◆ Exercise goal ◆
Locate the line containing "Read all visible content and emit it as JSON." in the material below. Copy that line and all following lines through the end exactly, omitting any pictures.

(Items from a dataset)
*-*-*

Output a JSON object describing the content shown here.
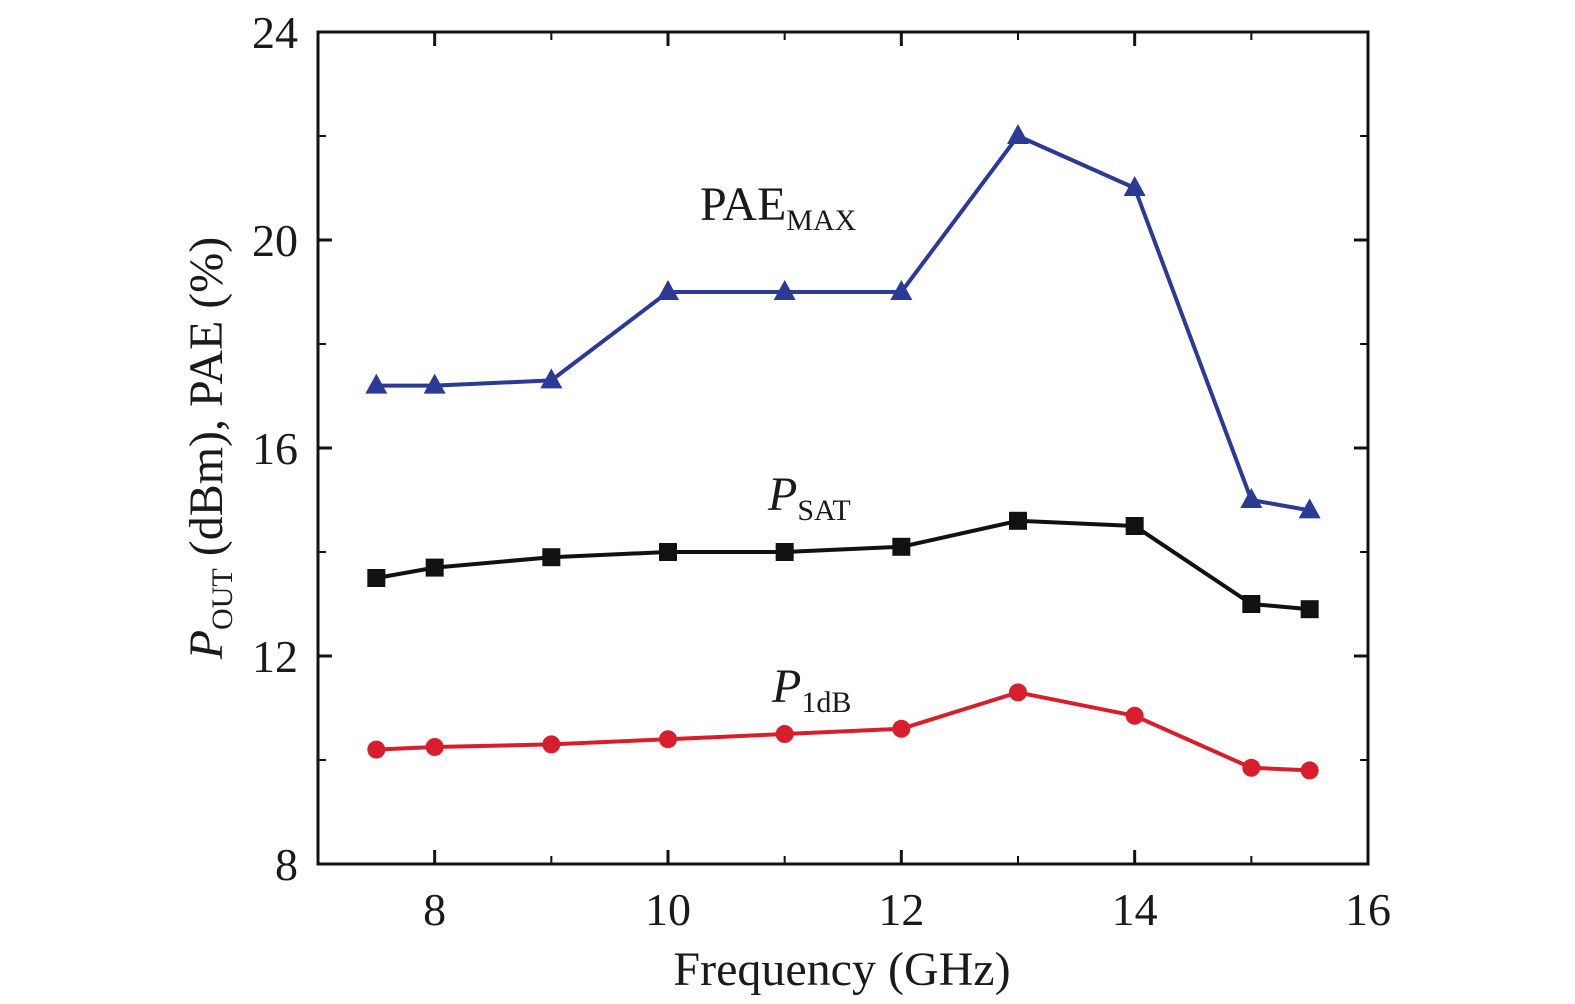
{
  "chart_data": {
    "type": "line",
    "xlabel": "Frequency (GHz)",
    "ylabel": {
      "main": "P",
      "sub": "OUT",
      "rest": " (dBm), PAE (%)"
    },
    "xlim": [
      7,
      16
    ],
    "ylim": [
      8,
      24
    ],
    "xticks": [
      "8",
      "10",
      "12",
      "14",
      "16"
    ],
    "yticks": [
      "8",
      "12",
      "16",
      "20",
      "24"
    ],
    "grid": false,
    "legend": "none",
    "series": [
      {
        "label": {
          "main": "PAE",
          "sub": "MAX",
          "italic": false
        },
        "color": "#2b3a94",
        "marker": "triangle",
        "x": [
          7.5,
          8,
          9,
          10,
          11,
          12,
          13,
          14,
          15,
          15.5
        ],
        "y": [
          17.2,
          17.2,
          17.3,
          19.0,
          19.0,
          19.0,
          22.0,
          21.0,
          15.0,
          14.8
        ]
      },
      {
        "label": {
          "main": "P",
          "sub": "SAT",
          "italic": true
        },
        "color": "#111111",
        "marker": "square",
        "x": [
          7.5,
          8,
          9,
          10,
          11,
          12,
          13,
          14,
          15,
          15.5
        ],
        "y": [
          13.5,
          13.7,
          13.9,
          14.0,
          14.0,
          14.1,
          14.6,
          14.5,
          13.0,
          12.9
        ]
      },
      {
        "label": {
          "main": "P",
          "sub": "1dB",
          "italic": true
        },
        "color": "#d81e2c",
        "marker": "circle",
        "x": [
          7.5,
          8,
          9,
          10,
          11,
          12,
          13,
          14,
          15,
          15.5
        ],
        "y": [
          10.2,
          10.25,
          10.3,
          10.4,
          10.5,
          10.6,
          11.3,
          10.85,
          9.85,
          9.8
        ]
      }
    ]
  }
}
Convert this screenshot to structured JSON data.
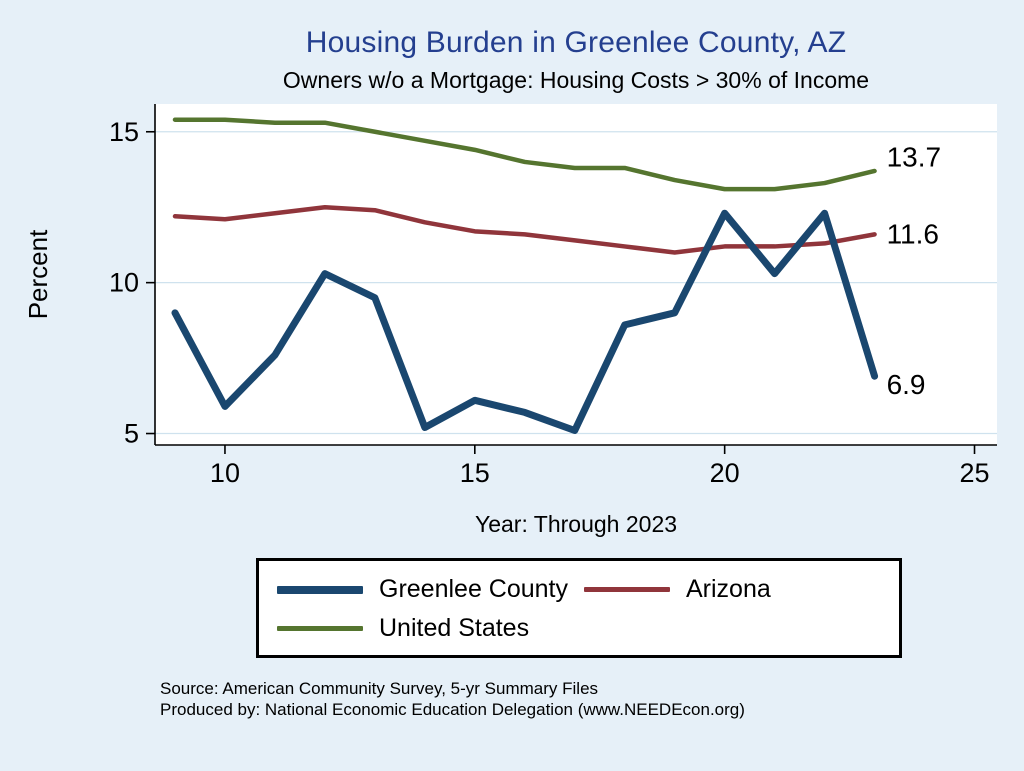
{
  "header": {
    "title": "Housing Burden in Greenlee County, AZ",
    "subtitle": "Owners w/o a Mortgage: Housing Costs > 30% of Income"
  },
  "chart_data": {
    "type": "line",
    "title": "Housing Burden in Greenlee County, AZ",
    "subtitle": "Owners w/o a Mortgage: Housing Costs > 30% of Income",
    "xlabel": "Year: Through 2023",
    "ylabel": "Percent",
    "x": [
      9,
      10,
      11,
      12,
      13,
      14,
      15,
      16,
      17,
      18,
      19,
      20,
      21,
      22,
      23
    ],
    "series": [
      {
        "name": "Greenlee County",
        "color": "#1a476f",
        "width": 7,
        "values": [
          9.0,
          5.9,
          7.6,
          10.3,
          9.5,
          5.2,
          6.1,
          5.7,
          5.1,
          8.6,
          9.0,
          12.3,
          10.3,
          12.3,
          6.9
        ]
      },
      {
        "name": "Arizona",
        "color": "#90353b",
        "width": 4.5,
        "values": [
          12.2,
          12.1,
          12.3,
          12.5,
          12.4,
          12.0,
          11.7,
          11.6,
          11.4,
          11.2,
          11.0,
          11.2,
          11.2,
          11.3,
          11.6
        ]
      },
      {
        "name": "United States",
        "color": "#55752f",
        "width": 4.5,
        "values": [
          15.4,
          15.4,
          15.3,
          15.3,
          15.0,
          14.7,
          14.4,
          14.0,
          13.8,
          13.8,
          13.4,
          13.1,
          13.1,
          13.3,
          13.7
        ]
      }
    ],
    "xticks": [
      10,
      15,
      20,
      25
    ],
    "yticks": [
      5,
      10,
      15
    ],
    "xlim": [
      8.6,
      25.45
    ],
    "ylim": [
      4.62,
      15.92
    ],
    "end_labels": [
      {
        "label": "13.7",
        "x": 23,
        "y": 14.15
      },
      {
        "label": "11.6",
        "x": 23,
        "y": 11.6
      },
      {
        "label": "6.9",
        "x": 23,
        "y": 6.6
      }
    ],
    "grid": "horizontal",
    "grid_color": "#cfe2ee",
    "plot_bg": "#ffffff",
    "legend_position": "bottom"
  },
  "legend": {
    "items": [
      {
        "label": "Greenlee County",
        "color": "#1a476f",
        "thickness": 8
      },
      {
        "label": "Arizona",
        "color": "#90353b",
        "thickness": 5
      },
      {
        "label": "United States",
        "color": "#55752f",
        "thickness": 5
      }
    ]
  },
  "footer": {
    "source": "Source: American Community Survey, 5-yr Summary Files",
    "produced_by": "Produced by: National Economic Education Delegation (www.NEEDEcon.org)"
  }
}
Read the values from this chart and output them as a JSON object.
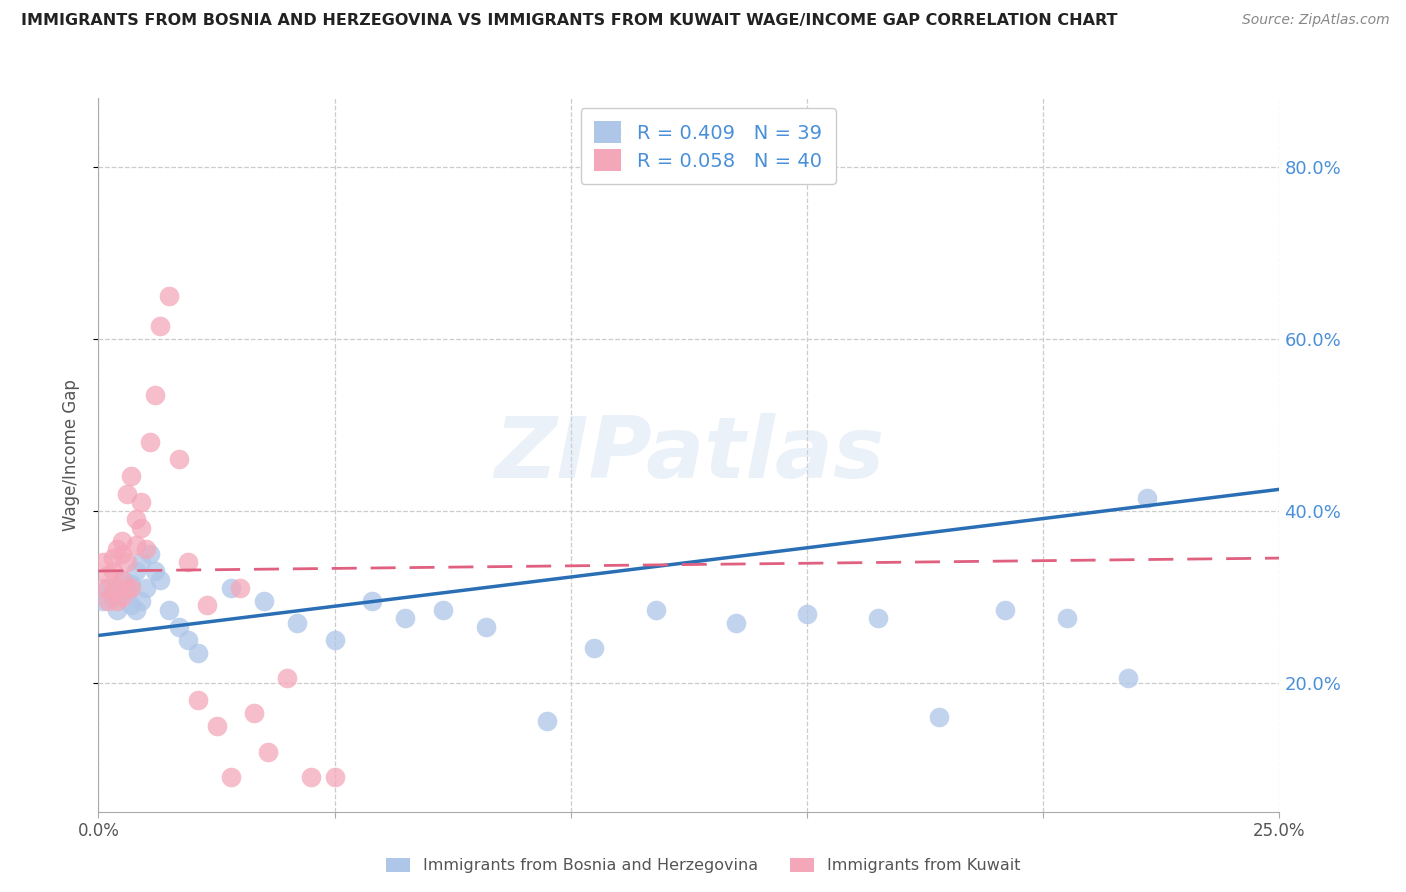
{
  "title": "IMMIGRANTS FROM BOSNIA AND HERZEGOVINA VS IMMIGRANTS FROM KUWAIT WAGE/INCOME GAP CORRELATION CHART",
  "source": "Source: ZipAtlas.com",
  "ylabel": "Wage/Income Gap",
  "xlim": [
    0.0,
    0.25
  ],
  "ylim": [
    0.05,
    0.88
  ],
  "yticks": [
    0.2,
    0.4,
    0.6,
    0.8
  ],
  "ytick_labels": [
    "20.0%",
    "40.0%",
    "60.0%",
    "80.0%"
  ],
  "xticks": [
    0.0,
    0.05,
    0.1,
    0.15,
    0.2,
    0.25
  ],
  "xtick_labels": [
    "0.0%",
    "",
    "",
    "",
    "",
    "25.0%"
  ],
  "watermark": "ZIPatlas",
  "bosnia_x": [
    0.001,
    0.002,
    0.003,
    0.004,
    0.005,
    0.006,
    0.007,
    0.007,
    0.008,
    0.008,
    0.009,
    0.009,
    0.01,
    0.011,
    0.012,
    0.013,
    0.015,
    0.017,
    0.019,
    0.021,
    0.028,
    0.035,
    0.042,
    0.05,
    0.058,
    0.065,
    0.073,
    0.082,
    0.095,
    0.105,
    0.118,
    0.135,
    0.15,
    0.165,
    0.178,
    0.192,
    0.205,
    0.218,
    0.222
  ],
  "bosnia_y": [
    0.295,
    0.31,
    0.3,
    0.285,
    0.32,
    0.305,
    0.315,
    0.29,
    0.33,
    0.285,
    0.34,
    0.295,
    0.31,
    0.35,
    0.33,
    0.32,
    0.285,
    0.265,
    0.25,
    0.235,
    0.31,
    0.295,
    0.27,
    0.25,
    0.295,
    0.275,
    0.285,
    0.265,
    0.155,
    0.24,
    0.285,
    0.27,
    0.28,
    0.275,
    0.16,
    0.285,
    0.275,
    0.205,
    0.415
  ],
  "kuwait_x": [
    0.001,
    0.001,
    0.002,
    0.002,
    0.003,
    0.003,
    0.003,
    0.004,
    0.004,
    0.004,
    0.005,
    0.005,
    0.005,
    0.005,
    0.006,
    0.006,
    0.006,
    0.007,
    0.007,
    0.008,
    0.008,
    0.009,
    0.009,
    0.01,
    0.011,
    0.012,
    0.013,
    0.015,
    0.017,
    0.019,
    0.021,
    0.023,
    0.025,
    0.028,
    0.03,
    0.033,
    0.036,
    0.04,
    0.045,
    0.05
  ],
  "kuwait_y": [
    0.31,
    0.34,
    0.295,
    0.325,
    0.305,
    0.33,
    0.345,
    0.295,
    0.31,
    0.355,
    0.3,
    0.32,
    0.35,
    0.365,
    0.31,
    0.34,
    0.42,
    0.31,
    0.44,
    0.36,
    0.39,
    0.38,
    0.41,
    0.355,
    0.48,
    0.535,
    0.615,
    0.65,
    0.46,
    0.34,
    0.18,
    0.29,
    0.15,
    0.09,
    0.31,
    0.165,
    0.12,
    0.205,
    0.09,
    0.09
  ],
  "bosnia_color": "#aec6e8",
  "kuwait_color": "#f4a7b9",
  "bosnia_line_color": "#2a6fb5",
  "kuwait_line_color": "#e06080",
  "background_color": "#ffffff",
  "grid_color": "#cccccc",
  "title_color": "#222222",
  "axis_label_color": "#555555",
  "right_axis_color": "#4a90d9",
  "R_bosnia": 0.409,
  "N_bosnia": 39,
  "R_kuwait": 0.058,
  "N_kuwait": 40,
  "bosnia_line_y0": 0.255,
  "bosnia_line_y1": 0.425,
  "kuwait_line_y0": 0.33,
  "kuwait_line_y1": 0.345
}
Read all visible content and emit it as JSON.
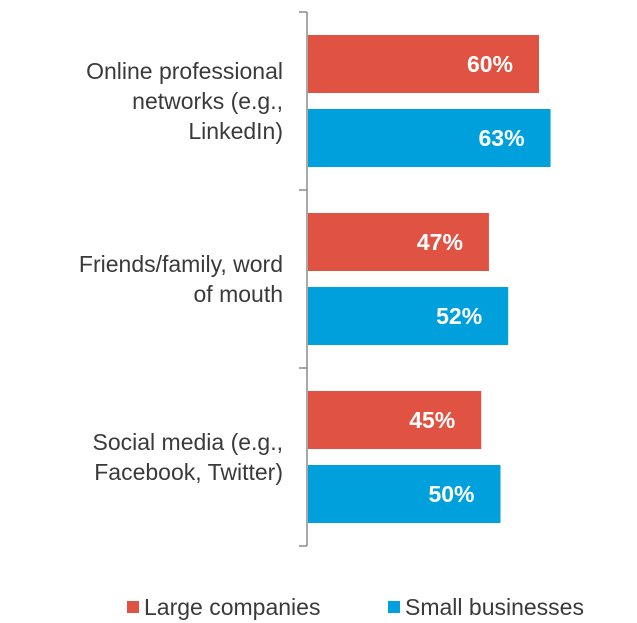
{
  "chart_data": {
    "type": "bar",
    "orientation": "horizontal",
    "categories": [
      [
        "Online professional",
        "networks (e.g.,",
        "LinkedIn)"
      ],
      [
        "Friends/family, word",
        "of mouth"
      ],
      [
        "Social media (e.g.,",
        "Facebook, Twitter)"
      ]
    ],
    "series": [
      {
        "name": "Large companies",
        "color": "#e05343",
        "values": [
          60,
          47,
          45
        ],
        "labels": [
          "60%",
          "47%",
          "45%"
        ]
      },
      {
        "name": "Small businesses",
        "color": "#00a0dc",
        "values": [
          63,
          52,
          50
        ],
        "labels": [
          "63%",
          "52%",
          "50%"
        ]
      }
    ],
    "xlim": [
      0,
      100
    ],
    "grid": false,
    "legend_position": "bottom-right",
    "title": "",
    "xlabel": "",
    "ylabel": ""
  },
  "colors": {
    "text": "#3a3a3a",
    "axis": "#8c8c8c",
    "data_label": "#ffffff"
  }
}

*-*-*

◆ Task solution ◆
Read all visible content and emit it as JSON.
{
  "chart_data": {
    "type": "bar",
    "orientation": "horizontal",
    "categories": [
      [
        "Online professional",
        "networks (e.g.,",
        "LinkedIn)"
      ],
      [
        "Friends/family, word",
        "of mouth"
      ],
      [
        "Social media (e.g.,",
        "Facebook, Twitter)"
      ]
    ],
    "series": [
      {
        "name": "Large companies",
        "color": "#e05343",
        "values": [
          60,
          47,
          45
        ],
        "labels": [
          "60%",
          "47%",
          "45%"
        ]
      },
      {
        "name": "Small businesses",
        "color": "#00a0dc",
        "values": [
          63,
          52,
          50
        ],
        "labels": [
          "63%",
          "52%",
          "50%"
        ]
      }
    ],
    "xlim": [
      0,
      100
    ],
    "grid": false,
    "legend_position": "bottom-right",
    "title": "",
    "xlabel": "",
    "ylabel": ""
  },
  "colors": {
    "text": "#3a3a3a",
    "axis": "#8c8c8c",
    "data_label": "#ffffff"
  }
}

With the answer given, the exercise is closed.